*Directions:* Read the listing below and copy out every line that holds "nulidad".

*Dataset records:*
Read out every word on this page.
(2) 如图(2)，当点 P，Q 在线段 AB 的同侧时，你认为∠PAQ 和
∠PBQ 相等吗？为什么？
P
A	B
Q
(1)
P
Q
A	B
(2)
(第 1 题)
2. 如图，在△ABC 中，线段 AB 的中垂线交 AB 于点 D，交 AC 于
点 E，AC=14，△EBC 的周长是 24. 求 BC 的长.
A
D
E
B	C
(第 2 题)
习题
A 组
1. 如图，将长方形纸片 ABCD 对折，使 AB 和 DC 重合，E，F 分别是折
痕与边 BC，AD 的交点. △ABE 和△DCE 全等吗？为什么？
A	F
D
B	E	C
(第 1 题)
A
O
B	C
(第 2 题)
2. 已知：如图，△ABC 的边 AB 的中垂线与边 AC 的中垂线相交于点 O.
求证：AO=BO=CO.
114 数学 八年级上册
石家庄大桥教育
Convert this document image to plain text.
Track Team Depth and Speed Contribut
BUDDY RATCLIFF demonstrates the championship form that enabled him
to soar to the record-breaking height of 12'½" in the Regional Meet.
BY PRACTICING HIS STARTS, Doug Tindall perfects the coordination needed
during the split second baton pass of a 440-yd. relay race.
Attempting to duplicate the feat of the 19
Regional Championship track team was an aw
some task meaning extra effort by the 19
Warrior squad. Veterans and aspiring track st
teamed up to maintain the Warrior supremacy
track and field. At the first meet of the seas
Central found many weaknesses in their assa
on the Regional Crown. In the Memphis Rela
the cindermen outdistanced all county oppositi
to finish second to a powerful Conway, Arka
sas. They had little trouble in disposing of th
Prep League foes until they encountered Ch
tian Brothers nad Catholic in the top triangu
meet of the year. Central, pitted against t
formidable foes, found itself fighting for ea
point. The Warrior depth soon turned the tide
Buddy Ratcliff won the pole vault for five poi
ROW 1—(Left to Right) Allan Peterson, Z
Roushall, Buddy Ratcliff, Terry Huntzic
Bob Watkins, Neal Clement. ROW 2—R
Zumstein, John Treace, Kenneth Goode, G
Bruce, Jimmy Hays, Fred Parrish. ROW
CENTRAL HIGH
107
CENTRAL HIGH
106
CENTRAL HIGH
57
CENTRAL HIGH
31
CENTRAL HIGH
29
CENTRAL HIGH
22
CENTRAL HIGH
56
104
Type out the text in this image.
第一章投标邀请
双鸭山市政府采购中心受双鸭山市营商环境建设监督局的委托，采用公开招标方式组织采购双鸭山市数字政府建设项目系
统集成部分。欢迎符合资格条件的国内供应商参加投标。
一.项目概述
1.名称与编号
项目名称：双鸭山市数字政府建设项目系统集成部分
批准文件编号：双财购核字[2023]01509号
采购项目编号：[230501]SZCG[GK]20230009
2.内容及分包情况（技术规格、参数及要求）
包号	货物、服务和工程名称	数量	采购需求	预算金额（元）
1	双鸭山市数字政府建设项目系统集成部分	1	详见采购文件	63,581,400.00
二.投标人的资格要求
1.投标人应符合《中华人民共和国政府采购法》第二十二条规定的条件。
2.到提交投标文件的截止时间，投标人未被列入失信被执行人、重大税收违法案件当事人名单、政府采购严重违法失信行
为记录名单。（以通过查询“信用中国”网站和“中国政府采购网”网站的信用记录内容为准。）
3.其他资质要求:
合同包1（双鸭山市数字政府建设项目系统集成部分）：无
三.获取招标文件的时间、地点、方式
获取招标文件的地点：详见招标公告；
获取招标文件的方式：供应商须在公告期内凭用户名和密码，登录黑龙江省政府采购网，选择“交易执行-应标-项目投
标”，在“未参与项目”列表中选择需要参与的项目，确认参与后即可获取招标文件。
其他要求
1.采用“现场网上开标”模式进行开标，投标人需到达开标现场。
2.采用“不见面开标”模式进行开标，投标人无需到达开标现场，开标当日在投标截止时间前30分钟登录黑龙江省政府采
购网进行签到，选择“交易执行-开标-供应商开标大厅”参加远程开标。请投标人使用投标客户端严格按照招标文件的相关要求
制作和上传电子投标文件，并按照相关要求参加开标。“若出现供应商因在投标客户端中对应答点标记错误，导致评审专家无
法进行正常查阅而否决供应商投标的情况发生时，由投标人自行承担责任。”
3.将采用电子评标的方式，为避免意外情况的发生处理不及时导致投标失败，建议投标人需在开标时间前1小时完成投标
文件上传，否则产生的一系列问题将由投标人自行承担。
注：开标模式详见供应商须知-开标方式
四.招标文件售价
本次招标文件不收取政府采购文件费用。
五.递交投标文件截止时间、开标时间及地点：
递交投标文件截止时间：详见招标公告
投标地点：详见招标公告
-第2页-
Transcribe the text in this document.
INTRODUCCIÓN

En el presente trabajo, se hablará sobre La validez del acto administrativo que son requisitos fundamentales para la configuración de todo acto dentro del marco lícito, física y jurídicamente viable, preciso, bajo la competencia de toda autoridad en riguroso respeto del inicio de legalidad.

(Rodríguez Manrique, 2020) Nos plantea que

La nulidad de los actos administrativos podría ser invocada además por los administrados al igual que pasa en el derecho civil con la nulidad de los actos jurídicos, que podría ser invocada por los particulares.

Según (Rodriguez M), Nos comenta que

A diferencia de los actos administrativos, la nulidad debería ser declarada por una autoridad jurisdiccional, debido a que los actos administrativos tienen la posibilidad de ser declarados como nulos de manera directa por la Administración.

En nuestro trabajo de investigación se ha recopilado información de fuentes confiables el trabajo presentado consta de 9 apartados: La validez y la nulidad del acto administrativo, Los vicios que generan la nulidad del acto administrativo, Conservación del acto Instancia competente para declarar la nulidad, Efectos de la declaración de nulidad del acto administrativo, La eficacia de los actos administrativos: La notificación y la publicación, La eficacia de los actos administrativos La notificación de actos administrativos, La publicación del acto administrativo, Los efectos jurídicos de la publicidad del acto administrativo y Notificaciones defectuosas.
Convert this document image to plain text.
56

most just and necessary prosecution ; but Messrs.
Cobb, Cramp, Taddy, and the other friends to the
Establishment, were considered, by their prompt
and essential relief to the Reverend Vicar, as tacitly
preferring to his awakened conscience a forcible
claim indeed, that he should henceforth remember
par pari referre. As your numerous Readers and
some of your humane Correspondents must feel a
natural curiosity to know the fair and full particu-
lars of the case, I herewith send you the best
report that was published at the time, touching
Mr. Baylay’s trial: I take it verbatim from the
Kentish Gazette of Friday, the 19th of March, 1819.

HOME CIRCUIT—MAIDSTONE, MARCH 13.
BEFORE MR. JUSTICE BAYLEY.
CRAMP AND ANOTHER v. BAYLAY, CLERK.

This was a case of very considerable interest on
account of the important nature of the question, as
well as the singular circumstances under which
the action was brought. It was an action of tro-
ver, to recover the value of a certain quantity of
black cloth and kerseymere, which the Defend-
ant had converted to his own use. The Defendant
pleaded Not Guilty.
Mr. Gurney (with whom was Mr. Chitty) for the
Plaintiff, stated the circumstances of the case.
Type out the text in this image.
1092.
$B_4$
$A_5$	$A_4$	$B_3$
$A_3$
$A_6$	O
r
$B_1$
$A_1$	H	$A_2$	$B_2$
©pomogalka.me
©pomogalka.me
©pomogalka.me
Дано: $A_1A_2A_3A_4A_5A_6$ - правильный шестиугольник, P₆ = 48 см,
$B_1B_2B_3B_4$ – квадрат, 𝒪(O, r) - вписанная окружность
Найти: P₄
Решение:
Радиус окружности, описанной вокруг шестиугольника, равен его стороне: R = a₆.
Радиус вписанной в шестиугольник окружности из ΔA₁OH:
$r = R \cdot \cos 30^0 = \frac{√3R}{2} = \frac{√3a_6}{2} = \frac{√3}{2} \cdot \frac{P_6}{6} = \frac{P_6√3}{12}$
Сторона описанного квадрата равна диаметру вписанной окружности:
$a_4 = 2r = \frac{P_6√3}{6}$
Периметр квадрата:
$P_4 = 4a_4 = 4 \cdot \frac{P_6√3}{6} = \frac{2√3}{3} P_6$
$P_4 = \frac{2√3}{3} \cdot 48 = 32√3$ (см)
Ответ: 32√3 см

*In response:*
La nulidad de los actos administrativos podría ser invocada además por los administrados al igual que pasa en el derecho civil con la nulidad de los actos jurídicos, que podría ser invocada por los particulares.
A diferencia de los actos administrativos, la nulidad debería ser declarada por una autoridad jurisdiccional, debido a que los actos administrativos tienen la posibilidad de ser declarados como nulos de manera directa por la Administración.
En nuestro trabajo de investigación se ha recopilado información de fuentes confiables el trabajo presentado consta de 9 apartados: La validez y la nulidad del acto administrativo, Los vicios que generan la nulidad del acto administrativo, Conservación del acto Instancia competente para declarar la nulidad, Efectos de la declaración de nulidad del acto administrativo, La eficacia de los actos administrativos: La notificación y la publicación, La eficacia de los actos administrativos La notificación de actos administrativos, La publicación del acto administrativo, Los efectos jurídicos de la publicidad del acto administrativo y Notificaciones defectuosas.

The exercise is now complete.